What you are asked to do: Write out each entry, exactly the way it appears.

Available records:
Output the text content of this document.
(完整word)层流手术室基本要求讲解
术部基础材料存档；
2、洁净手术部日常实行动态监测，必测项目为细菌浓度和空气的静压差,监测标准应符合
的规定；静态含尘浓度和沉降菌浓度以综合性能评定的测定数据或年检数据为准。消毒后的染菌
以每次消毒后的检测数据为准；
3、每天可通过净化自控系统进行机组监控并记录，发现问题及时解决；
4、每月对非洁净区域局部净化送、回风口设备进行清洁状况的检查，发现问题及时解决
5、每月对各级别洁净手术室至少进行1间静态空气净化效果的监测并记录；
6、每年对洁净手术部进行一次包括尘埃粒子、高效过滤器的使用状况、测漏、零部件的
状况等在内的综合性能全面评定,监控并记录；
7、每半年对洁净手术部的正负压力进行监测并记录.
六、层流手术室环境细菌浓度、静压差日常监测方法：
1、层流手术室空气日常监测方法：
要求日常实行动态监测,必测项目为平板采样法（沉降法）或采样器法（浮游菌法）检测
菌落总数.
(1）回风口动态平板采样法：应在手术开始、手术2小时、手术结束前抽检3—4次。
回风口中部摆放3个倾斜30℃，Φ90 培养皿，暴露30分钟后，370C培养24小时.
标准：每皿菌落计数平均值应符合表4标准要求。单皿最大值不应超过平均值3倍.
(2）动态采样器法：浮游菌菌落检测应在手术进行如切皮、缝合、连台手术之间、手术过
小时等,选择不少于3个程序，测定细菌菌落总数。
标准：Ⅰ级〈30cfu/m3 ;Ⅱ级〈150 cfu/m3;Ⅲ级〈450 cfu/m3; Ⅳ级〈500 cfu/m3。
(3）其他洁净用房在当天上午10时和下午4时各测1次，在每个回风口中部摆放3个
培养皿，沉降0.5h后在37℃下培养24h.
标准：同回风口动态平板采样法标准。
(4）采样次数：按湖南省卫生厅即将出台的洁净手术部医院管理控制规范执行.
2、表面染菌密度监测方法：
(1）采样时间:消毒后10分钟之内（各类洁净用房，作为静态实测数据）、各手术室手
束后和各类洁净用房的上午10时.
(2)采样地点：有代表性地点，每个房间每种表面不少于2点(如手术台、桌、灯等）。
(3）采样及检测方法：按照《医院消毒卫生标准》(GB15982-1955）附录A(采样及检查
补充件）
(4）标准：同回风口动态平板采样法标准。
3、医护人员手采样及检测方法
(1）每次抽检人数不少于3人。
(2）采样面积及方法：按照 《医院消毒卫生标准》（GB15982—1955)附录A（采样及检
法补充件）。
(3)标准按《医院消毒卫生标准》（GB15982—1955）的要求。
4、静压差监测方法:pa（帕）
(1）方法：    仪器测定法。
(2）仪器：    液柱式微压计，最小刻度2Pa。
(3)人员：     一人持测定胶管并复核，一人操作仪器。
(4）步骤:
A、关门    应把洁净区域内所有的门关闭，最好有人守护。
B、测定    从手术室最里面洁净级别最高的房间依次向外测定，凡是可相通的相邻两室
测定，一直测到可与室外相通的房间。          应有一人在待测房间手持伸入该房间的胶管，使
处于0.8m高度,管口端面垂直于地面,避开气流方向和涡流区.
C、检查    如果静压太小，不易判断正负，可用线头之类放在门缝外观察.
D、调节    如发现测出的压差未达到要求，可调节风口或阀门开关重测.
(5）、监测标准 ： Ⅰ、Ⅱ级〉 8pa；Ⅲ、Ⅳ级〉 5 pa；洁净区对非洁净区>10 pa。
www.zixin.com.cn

Written answer:
Output the text content of this document.
(完整word)层流手术室基本要求讲解
术部基础材料存档；
2、洁净手术部日常实行动态监测，必测项目为细菌浓度和空气的静压差,监测标准应符合
的规定；静态含尘浓度和沉降菌浓度以综合性能评定的测定数据或年检数据为准。消毒后的染菌
以每次消毒后的检测数据为准；
3、每天可通过净化自控系统进行机组监控并记录，发现问题及时解决；
4、每月对非洁净区域局部净化送、回风口设备进行清洁状况的检查，发现问题及时解决
5、每月对各级别洁净手术室至少进行1间静态空气净化效果的监测并记录；
6、每年对洁净手术部进行一次包括尘埃粒子、高效过滤器的使用状况、测漏、零部件的
状况等在内的综合性能全面评定,监控并记录；
7、每半年对洁净手术部的正负压力进行监测并记录.
六、层流手术室环境细菌浓度、静压差日常监测方法：
1、层流手术室空气日常监测方法：
要求日常实行动态监测,必测项目为平板采样法（沉降法）或采样器法（浮游菌法）检测
菌落总数.
(1）回风口动态平板采样法：应在手术开始、手术2小时、手术结束前抽检3—4次。
回风口中部摆放3个倾斜30℃，Φ90 培养皿，暴露30分钟后，370C培养24小时.
标准：每皿菌落计数平均值应符合表4标准要求。单皿最大值不应超过平均值3倍.
(2）动态采样器法：浮游菌菌落检测应在手术进行如切皮、缝合、连台手术之间、手术过
小时等,选择不少于3个程序，测定细菌菌落总数。
标准：Ⅰ级〈30cfu/m3 ;Ⅱ级〈150 cfu/m3;Ⅲ级〈450 cfu/m3; Ⅳ级〈500 cfu/m3。
(3）其他洁净用房在当天上午10时和下午4时各测1次，在每个回风口中部摆放3个
培养皿，沉降0.5h后在37℃下培养24h.
标准：同回风口动态平板采样法标准。
(4）采样次数：按湖南省卫生厅即将出台的洁净手术部医院管理控制规范执行.
2、表面染菌密度监测方法：
(1）采样时间:消毒后10分钟之内（各类洁净用房，作为静态实测数据）、各手术室手
束后和各类洁净用房的上午10时.
(2)采样地点：有代表性地点，每个房间每种表面不少于2点(如手术台、桌、灯等）。
(3）采样及检测方法：按照《医院消毒卫生标准》(GB15982-1955）附录A(采样及检查
补充件）
(4）标准：同回风口动态平板采样法标准。
3、医护人员手采样及检测方法
(1）每次抽检人数不少于3人。
(2）采样面积及方法：按照 《医院消毒卫生标准》（GB15982—1955)附录A（采样及检
法补充件）。
(3)标准按《医院消毒卫生标准》（GB15982—1955）的要求。
4、静压差监测方法:pa（帕）
(1）方法：    仪器测定法。
(2）仪器：    液柱式微压计，最小刻度2Pa。
(3)人员：     一人持测定胶管并复核，一人操作仪器。
(4）步骤:
A、关门    应把洁净区域内所有的门关闭，最好有人守护。
B、测定    从手术室最里面洁净级别最高的房间依次向外测定，凡是可相通的相邻两室
测定，一直测到可与室外相通的房间。          应有一人在待测房间手持伸入该房间的胶管，使
处于0.8m高度,管口端面垂直于地面,避开气流方向和涡流区.
C、检查    如果静压太小，不易判断正负，可用线头之类放在门缝外观察.
D、调节    如发现测出的压差未达到要求，可调节风口或阀门开关重测.
(5）、监测标准 ： Ⅰ、Ⅱ级〉 8pa；Ⅲ、Ⅳ级〉 5 pa；洁净区对非洁净区>10 pa。
www.zixin.com.cn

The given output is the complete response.